* **Exercise**
Here are some records; copy every line that holds the word "водосбросных".
┄┄┄┄┄┄┄┄┄┄
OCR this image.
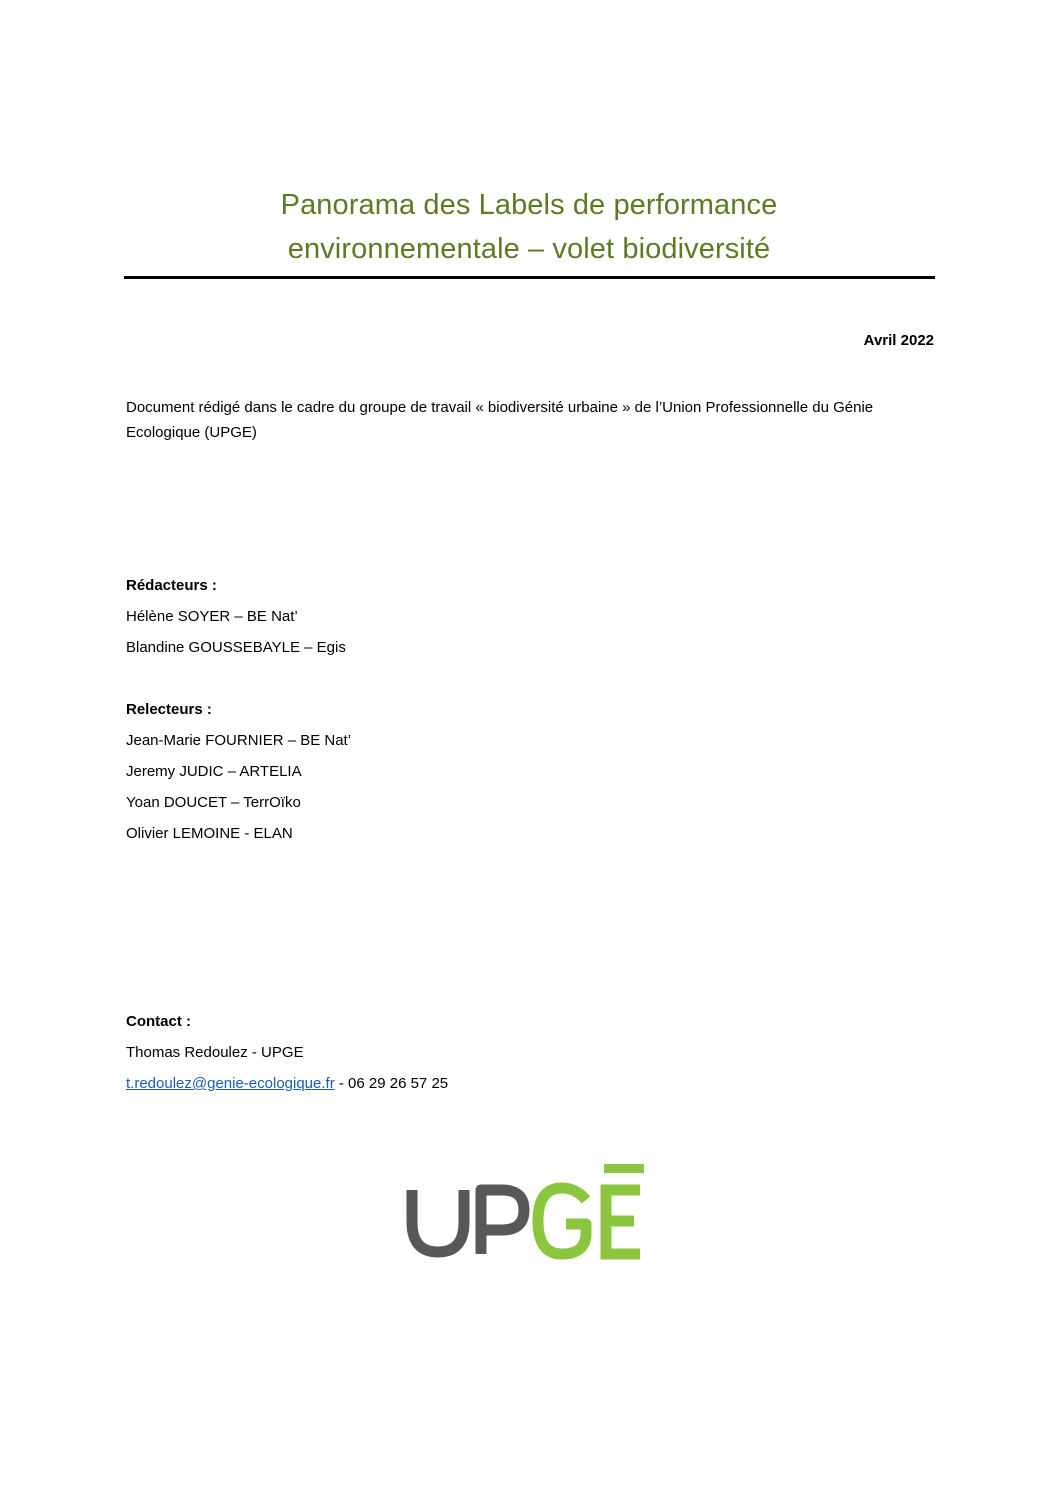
Panorama des Labels de performance
environnementale – volet biodiversité
Avril 2022
Document rédigé dans le cadre du groupe de travail « biodiversité urbaine » de l’Union Professionnelle du Génie Ecologique (UPGE)
Rédacteurs :
Hélène SOYER – BE Nat’
Blandine GOUSSEBAYLE – Egis
Relecteurs :
Jean-Marie FOURNIER – BE Nat’
Jeremy JUDIC – ARTELIA
Yoan DOUCET – TerrOïko
Olivier LEMOINE - ELAN
Contact :
Thomas Redoulez - UPGE
t.redoulez@genie-ecologique.fr - 06 29 26 57 25
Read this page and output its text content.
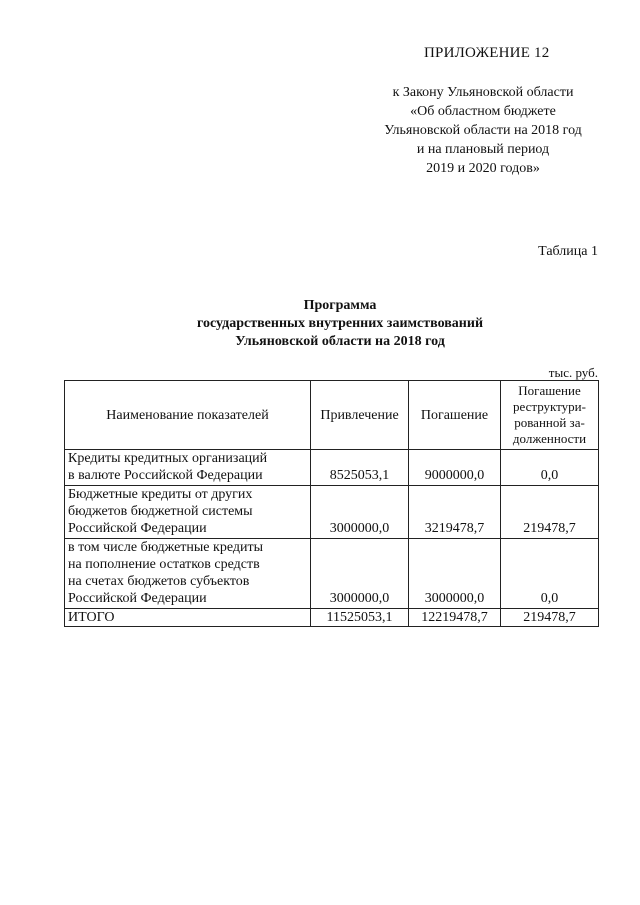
ПРИЛОЖЕНИЕ 12
к Закону Ульяновской области
«Об областном бюджете
Ульяновской области на 2018 год
и на плановый период
2019 и 2020 годов»
Таблица 1
Программа
государственных внутренних заимствований
Ульяновской области на 2018 год
тыс. руб.
Наименование показателей	Привлечение	Погашение	Погашение
реструктури-
рованной за-
долженности

Кредиты кредитных организаций
в валюте Российской Федерации	8525053,1	9000000,0	0,0

Бюджетные кредиты от других
бюджетов бюджетной системы
Российской Федерации	3000000,0	3219478,7	219478,7

в том числе бюджетные кредиты
на пополнение остатков средств
на счетах бюджетов субъектов
Российской Федерации	3000000,0	3000000,0	0,0
ИТОГО	11525053,1	12219478,7	219478,7
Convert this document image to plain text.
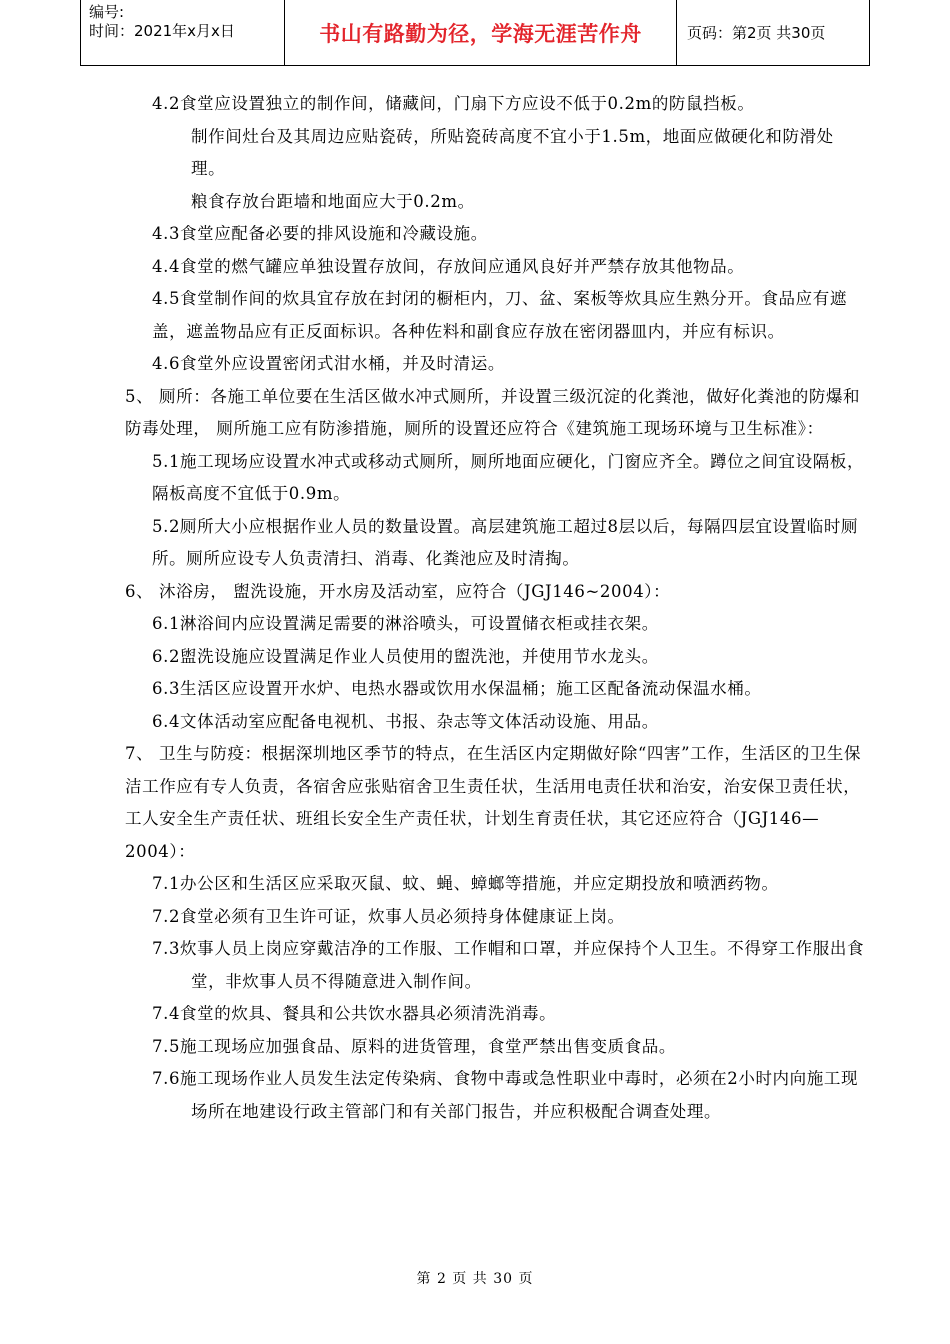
编号:
时间：2021年x月x日	书山有路勤为径，学海无涯苦作舟	页码：第2页 共30页

4.2食堂应设置独立的制作间，储藏间，门扇下方应设不低于0.2m的防鼠挡板。

制作间灶台及其周边应贴瓷砖，所贴瓷砖高度不宜小于1.5m，地面应做硬化和防滑处理。

粮食存放台距墙和地面应大于0.2m。

4.3食堂应配备必要的排风设施和冷藏设施。

4.4食堂的燃气罐应单独设置存放间，存放间应通风良好并严禁存放其他物品。

4.5食堂制作间的炊具宜存放在封闭的橱柜内，刀、盆、案板等炊具应生熟分开。食品应有遮盖，遮盖物品应有正反面标识。各种佐料和副食应存放在密闭器皿内，并应有标识。

4.6食堂外应设置密闭式泔水桶，并及时清运。

5、 厕所：各施工单位要在生活区做水冲式厕所，并设置三级沉淀的化粪池，做好化粪池的防爆和防毒处理， 厕所施工应有防渗措施，厕所的设置还应符合《建筑施工现场环境与卫生标准》：

5.1施工现场应设置水冲式或移动式厕所，厕所地面应硬化，门窗应齐全。蹲位之间宜设隔板，隔板高度不宜低于0.9m。

5.2厕所大小应根据作业人员的数量设置。高层建筑施工超过8层以后，每隔四层宜设置临时厕所。厕所应设专人负责清扫、消毒、化粪池应及时清掏。

6、 沐浴房， 盥洗设施，开水房及活动室，应符合（JGJ146~2004）：

6.1淋浴间内应设置满足需要的淋浴喷头，可设置储衣柜或挂衣架。

6.2盥洗设施应设置满足作业人员使用的盥洗池，并使用节水龙头。

6.3生活区应设置开水炉、电热水器或饮用水保温桶；施工区配备流动保温水桶。

6.4文体活动室应配备电视机、书报、杂志等文体活动设施、用品。

7、 卫生与防疫：根据深圳地区季节的特点，在生活区内定期做好除“四害”工作，生活区的卫生保洁工作应有专人负责，各宿舍应张贴宿舍卫生责任状，生活用电责任状和治安，治安保卫责任状，工人安全生产责任状、班组长安全生产责任状，计划生育责任状，其它还应符合（JGJ146—2004）：

7.1办公区和生活区应采取灭鼠、蚊、蝇、蟑螂等措施，并应定期投放和喷洒药物。

7.2食堂必须有卫生许可证，炊事人员必须持身体健康证上岗。

7.3炊事人员上岗应穿戴洁净的工作服、工作帽和口罩，并应保持个人卫生。不得穿工作服出食堂，非炊事人员不得随意进入制作间。

7.4食堂的炊具、餐具和公共饮水器具必须清洗消毒。

7.5施工现场应加强食品、原料的进货管理，食堂严禁出售变质食品。

7.6施工现场作业人员发生法定传染病、食物中毒或急性职业中毒时，必须在2小时内向施工现场所在地建设行政主管部门和有关部门报告，并应积极配合调查处理。

第 2 页 共 30 页
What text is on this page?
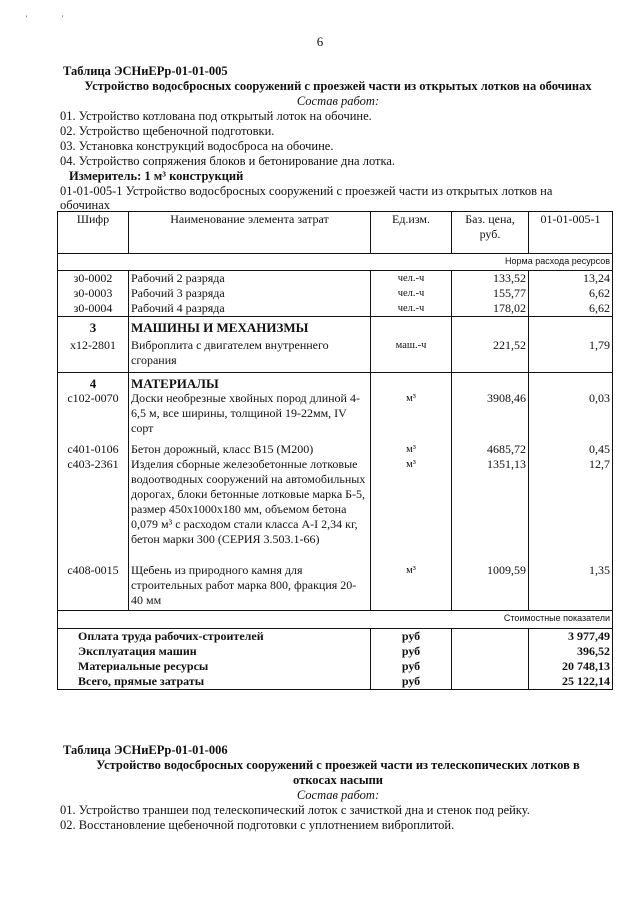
'	'
6
Таблица ЭСНиЕРр-01-01-005
Устройство водосбросных сооружений с проезжей части из открытых лотков на обочинах
Состав работ:
01. Устройство котлована под открытый лоток на обочине.
02. Устройство щебеночной подготовки.
03. Установка конструкций водосброса на обочине.
04. Устройство сопряжения блоков и бетонирование дна лотка.
Измеритель: 1 м³ конструкций
01-01-005-1 Устройство водосбросных сооружений с проезжей части из открытых лотков на
обочинах
Шифр	Наименование элемента затрат	Ед.изм.	Баз. цена, руб.	01-01-005-1
Норма расхода ресурсов				
з0-0002	Рабочий 2 разряда	чел.-ч	133,52	13,24
з0-0003	Рабочий 3 разряда	чел.-ч	155,77	6,62
з0-0004	Рабочий 4 разряда	чел.-ч	178,02	6,62
3	МАШИНЫ И МЕХАНИЗМЫ			
х12-2801	Виброплита с двигателем внутреннего сгорания	маш.-ч	221,52	1,79
4	МАТЕРИАЛЫ			
с102-0070	Доски необрезные хвойных пород длиной 4-6,5 м, все ширины, толщиной 19-22мм, IV сорт	м³	3908,46	0,03
с401-0106	Бетон дорожный, класс В15 (М200)	м³	4685,72	0,45
с403-2361	Изделия сборные железобетонные лотковые водоотводных сооружений на автомобильных дорогах, блоки бетонные лотковые марка Б-5, размер 450х1000х180 мм, объемом бетона 0,079 м³ с расходом стали класса А-I 2,34 кг, бетон марки 300 (СЕРИЯ 3.503.1-66)	м³	1351,13	12,7
с408-0015	Щебень из природного камня для строительных работ марка 800, фракция 20-40 мм	м³	1009,59	1,35
Стоимостные показатели				
Оплата труда рабочих-строителей		руб		3 977,49
Эксплуатация машин		руб		396,52
Материальные ресурсы		руб		20 748,13
Всего, прямые затраты		руб		25 122,14
Таблица ЭСНиЕРр-01-01-006
Устройство водосбросных сооружений с проезжей части из телескопических лотков в
откосах насыпи
Состав работ:
01. Устройство траншеи под телескопический лоток с зачисткой дна и стенок под рейку.
02. Восстановление щебеночной подготовки с уплотнением виброплитой.
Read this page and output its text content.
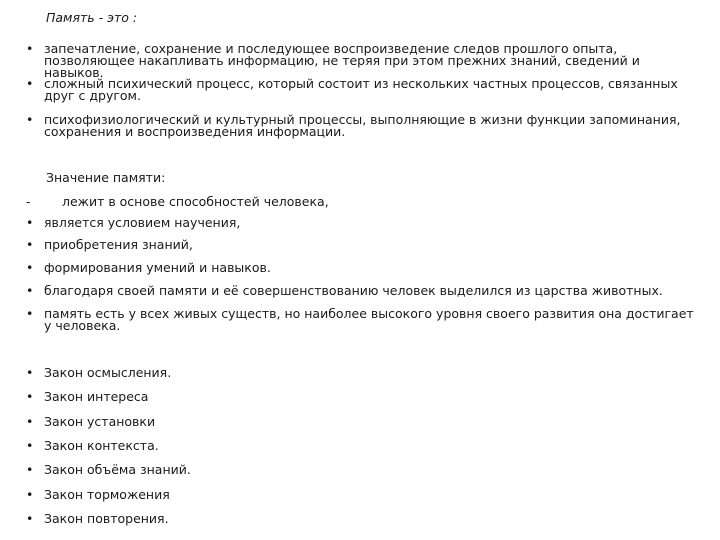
Память - это :
• запечатление, сохранение и последующее воспроизведение следов прошлого опыта, позволяющее накапливать информацию, не теряя при этом прежних знаний, сведений и навыков.
• сложный психический процесс, который состоит из нескольких частных процессов, связанных друг с другом.
• психофизиологический и культурный процессы, выполняющие в жизни функции запоминания, сохранения и воспроизведения информации.
Значение памяти:
-	лежит в основе способностей человека,
• является условием научения,
• приобретения знаний,
• формирования умений и навыков.
• благодаря своей памяти и её совершенствованию человек выделился из царства животных.
• память есть у всех живых существ, но наиболее высокого уровня своего развития она достигает у человека.
• Закон осмысления.
• Закон интереса
• Закон установки
• Закон контекста.
• Закон объёма знаний.
• Закон торможения
• Закон повторения.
┄┄┄┄┄┄┄┄┄┄
* **Response**
Устройство водосбросных сооружений с проезжей части из открытых лотков на обочинах
01-01-005-1 Устройство водосбросных сооружений с проезжей части из открытых лотков на
Устройство водосбросных сооружений с проезжей части из телескопических лотков в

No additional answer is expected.